Can you print the data exactly and leave out each image?
=-=-=-=-=
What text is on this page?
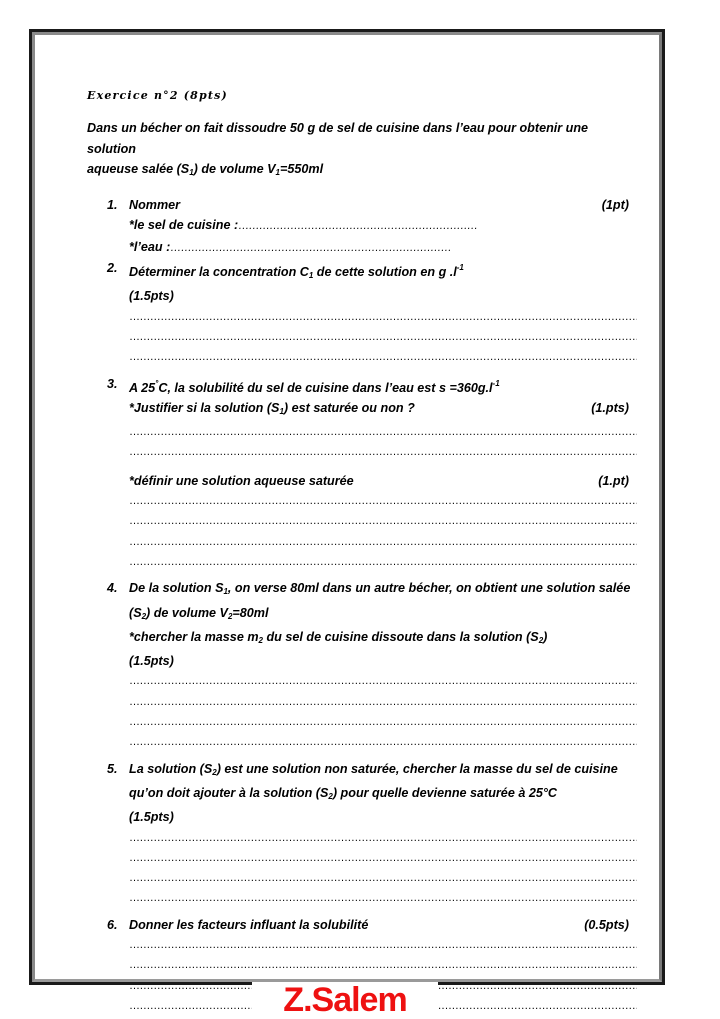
Exercice n°2 (8pts)
Dans un bécher on fait dissoudre 50 g de sel de cuisine dans l’eau pour obtenir une solution
aqueuse salée $(S_1)$ de volume $V_1=550ml$
1. Nommer	(1pt)
*le sel de cuisine :……………………………………………………………
*l’eau :………………………………………………………………………
2. Déterminer la concentration $C_1$ de cette solution en g $.l^{-1}$
(1.5pts)
……………………………………………………………………………………………………………………………………………………………………
……………………………………………………………………………………………………………………………………………………………………
……………………………………………………………………………………………………………………………………………………………………
3. A 25°C, la solubilité du sel de cuisine dans l’eau est $s =360g.l^{-1}$
*Justifier si la solution $(S_1)$ est saturée ou non ?	(1.pts)
……………………………………………………………………………………………………………………………………………………………………
……………………………………………………………………………………………………………………………………………………………………
*définir une solution aqueuse saturée	(1.pt)
……………………………………………………………………………………………………………………………………………………………………
……………………………………………………………………………………………………………………………………………………………………
……………………………………………………………………………………………………………………………………………………………………
……………………………………………………………………………………………………………………………………………………………………
4. De la solution $S_1$, on verse 80ml dans un autre bécher, on obtient une solution salée
$(S_2)$ de volume $V_2=80ml$
*chercher la masse $m_2$ du sel de cuisine dissoute dans la solution $(S_2)$
(1.5pts)
……………………………………………………………………………………………………………………………………………………………………
……………………………………………………………………………………………………………………………………………………………………
……………………………………………………………………………………………………………………………………………………………………
……………………………………………………………………………………………………………………………………………………………………
5. La solution $(S_2)$ est une solution non saturée, chercher la masse du sel de cuisine
qu’on doit ajouter à la solution $(S_2)$ pour quelle devienne saturée à 25°C
(1.5pts)
……………………………………………………………………………………………………………………………………………………………………
……………………………………………………………………………………………………………………………………………………………………
……………………………………………………………………………………………………………………………………………………………………
……………………………………………………………………………………………………………………………………………………………………
6. Donner les facteurs influant la solubilité	(0.5pts)
……………………………………………………………………………………………………………………………………………………………………
……………………………………………………………………………………………………………………………………………………………………
……………………………………………………………………………………………………………………………………………………………………
……………………………………………………………………………………………………………………………………………………………………
Z.Salem
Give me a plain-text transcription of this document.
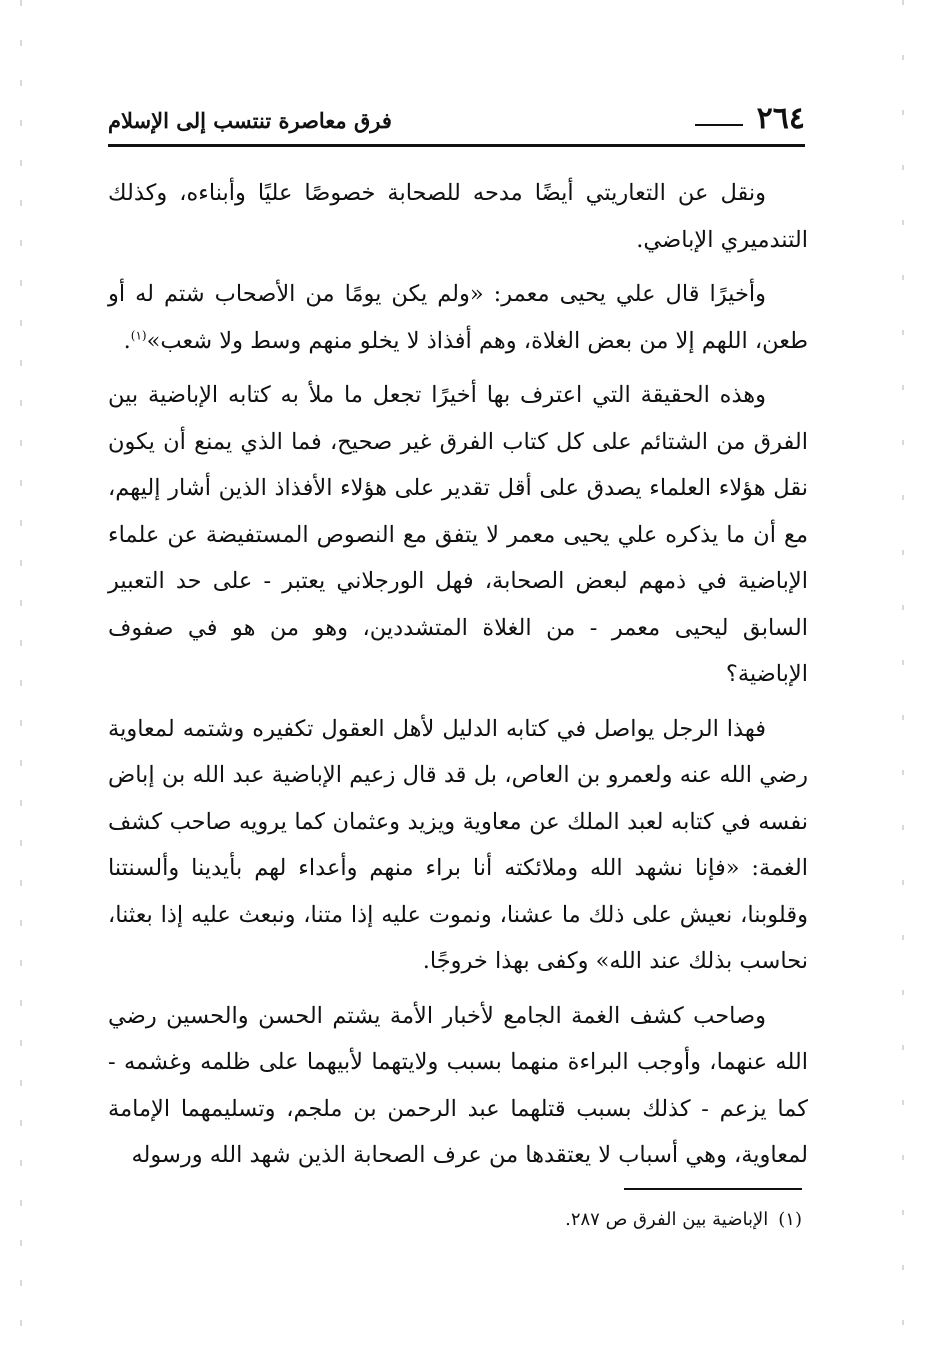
٢٦٤
فرق معاصرة تنتسب إلى الإسلام

ونقل عن التعاريتي أيضًا مدحه للصحابة خصوصًا عليًا وأبناءه، وكذلك التندميري الإباضي.

وأخيرًا قال علي يحيى معمر: «ولم يكن يومًا من الأصحاب شتم له أو طعن، اللهم إلا من بعض الغلاة، وهم أفذاذ لا يخلو منهم وسط ولا شعب»$^{(١)}$.

وهذه الحقيقة التي اعترف بها أخيرًا تجعل ما ملأ به كتابه الإباضية بين الفرق من الشتائم على كل كتاب الفرق غير صحيح، فما الذي يمنع أن يكون نقل هؤلاء العلماء يصدق على أقل تقدير على هؤلاء الأفذاذ الذين أشار إليهم، مع أن ما يذكره علي يحيى معمر لا يتفق مع النصوص المستفيضة عن علماء الإباضية في ذمهم لبعض الصحابة، فهل الورجلاني يعتبر - على حد التعبير السابق ليحيى معمر - من الغلاة المتشددين، وهو من هو في صفوف الإباضية؟

فهذا الرجل يواصل في كتابه الدليل لأهل العقول تكفيره وشتمه لمعاوية رضي الله عنه ولعمرو بن العاص، بل قد قال زعيم الإباضية عبد الله بن إباض نفسه في كتابه لعبد الملك عن معاوية ويزيد وعثمان كما يرويه صاحب كشف الغمة: «فإنا نشهد الله وملائكته أنا براء منهم وأعداء لهم بأيدينا وألسنتنا وقلوبنا، نعيش على ذلك ما عشنا، ونموت عليه إذا متنا، ونبعث عليه إذا بعثنا، نحاسب بذلك عند الله» وكفى بهذا خروجًا.

وصاحب كشف الغمة الجامع لأخبار الأمة يشتم الحسن والحسين رضي الله عنهما، وأوجب البراءة منهما بسبب ولايتهما لأبيهما على ظلمه وغشمه - كما يزعم - كذلك بسبب قتلهما عبد الرحمن بن ملجم، وتسليمهما الإمامة لمعاوية، وهي أسباب لا يعتقدها من عرف الصحابة الذين شهد الله ورسوله

(١)الإباضية بين الفرق ص ٢٨٧.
=-=-=-=-=
**Solution for this task:**
What text is on this page?
Exercice n°2 (8pts)
Dans un bécher on fait dissoudre 50 g de sel de cuisine dans l’eau pour obtenir une solution
aqueuse salée $(S_1)$ de volume $V_1=550ml$
1. Nommer	(1pt)
*le sel de cuisine :……………………………………………………………
*l’eau :………………………………………………………………………
2. Déterminer la concentration $C_1$ de cette solution en g $.l^{-1}$
(1.5pts)
……………………………………………………………………………………………………………………………………………………………………
……………………………………………………………………………………………………………………………………………………………………
……………………………………………………………………………………………………………………………………………………………………
3. A 25°C, la solubilité du sel de cuisine dans l’eau est $s =360g.l^{-1}$
*Justifier si la solution $(S_1)$ est saturée ou non ?	(1.pts)
……………………………………………………………………………………………………………………………………………………………………
……………………………………………………………………………………………………………………………………………………………………
*définir une solution aqueuse saturée	(1.pt)
……………………………………………………………………………………………………………………………………………………………………
……………………………………………………………………………………………………………………………………………………………………
……………………………………………………………………………………………………………………………………………………………………
……………………………………………………………………………………………………………………………………………………………………
4. De la solution $S_1$, on verse 80ml dans un autre bécher, on obtient une solution salée
$(S_2)$ de volume $V_2=80ml$
*chercher la masse $m_2$ du sel de cuisine dissoute dans la solution $(S_2)$
(1.5pts)
……………………………………………………………………………………………………………………………………………………………………
……………………………………………………………………………………………………………………………………………………………………
……………………………………………………………………………………………………………………………………………………………………
……………………………………………………………………………………………………………………………………………………………………
5. La solution $(S_2)$ est une solution non saturée, chercher la masse du sel de cuisine
qu’on doit ajouter à la solution $(S_2)$ pour quelle devienne saturée à 25°C
(1.5pts)
……………………………………………………………………………………………………………………………………………………………………
……………………………………………………………………………………………………………………………………………………………………
……………………………………………………………………………………………………………………………………………………………………
……………………………………………………………………………………………………………………………………………………………………
6. Donner les facteurs influant la solubilité	(0.5pts)
……………………………………………………………………………………………………………………………………………………………………
……………………………………………………………………………………………………………………………………………………………………
……………………………………………………………………………………………………………………………………………………………………
……………………………………………………………………………………………………………………………………………………………………
Z.Salem
Give me a plain-text transcription of this document.
٢٦٤
فرق معاصرة تنتسب إلى الإسلام

ونقل عن التعاريتي أيضًا مدحه للصحابة خصوصًا عليًا وأبناءه، وكذلك التندميري الإباضي.

وأخيرًا قال علي يحيى معمر: «ولم يكن يومًا من الأصحاب شتم له أو طعن، اللهم إلا من بعض الغلاة، وهم أفذاذ لا يخلو منهم وسط ولا شعب»$^{(١)}$.

وهذه الحقيقة التي اعترف بها أخيرًا تجعل ما ملأ به كتابه الإباضية بين الفرق من الشتائم على كل كتاب الفرق غير صحيح، فما الذي يمنع أن يكون نقل هؤلاء العلماء يصدق على أقل تقدير على هؤلاء الأفذاذ الذين أشار إليهم، مع أن ما يذكره علي يحيى معمر لا يتفق مع النصوص المستفيضة عن علماء الإباضية في ذمهم لبعض الصحابة، فهل الورجلاني يعتبر - على حد التعبير السابق ليحيى معمر - من الغلاة المتشددين، وهو من هو في صفوف الإباضية؟

فهذا الرجل يواصل في كتابه الدليل لأهل العقول تكفيره وشتمه لمعاوية رضي الله عنه ولعمرو بن العاص، بل قد قال زعيم الإباضية عبد الله بن إباض نفسه في كتابه لعبد الملك عن معاوية ويزيد وعثمان كما يرويه صاحب كشف الغمة: «فإنا نشهد الله وملائكته أنا براء منهم وأعداء لهم بأيدينا وألسنتنا وقلوبنا، نعيش على ذلك ما عشنا، ونموت عليه إذا متنا، ونبعث عليه إذا بعثنا، نحاسب بذلك عند الله» وكفى بهذا خروجًا.

وصاحب كشف الغمة الجامع لأخبار الأمة يشتم الحسن والحسين رضي الله عنهما، وأوجب البراءة منهما بسبب ولايتهما لأبيهما على ظلمه وغشمه - كما يزعم - كذلك بسبب قتلهما عبد الرحمن بن ملجم، وتسليمهما الإمامة لمعاوية، وهي أسباب لا يعتقدها من عرف الصحابة الذين شهد الله ورسوله

(١)الإباضية بين الفرق ص ٢٨٧.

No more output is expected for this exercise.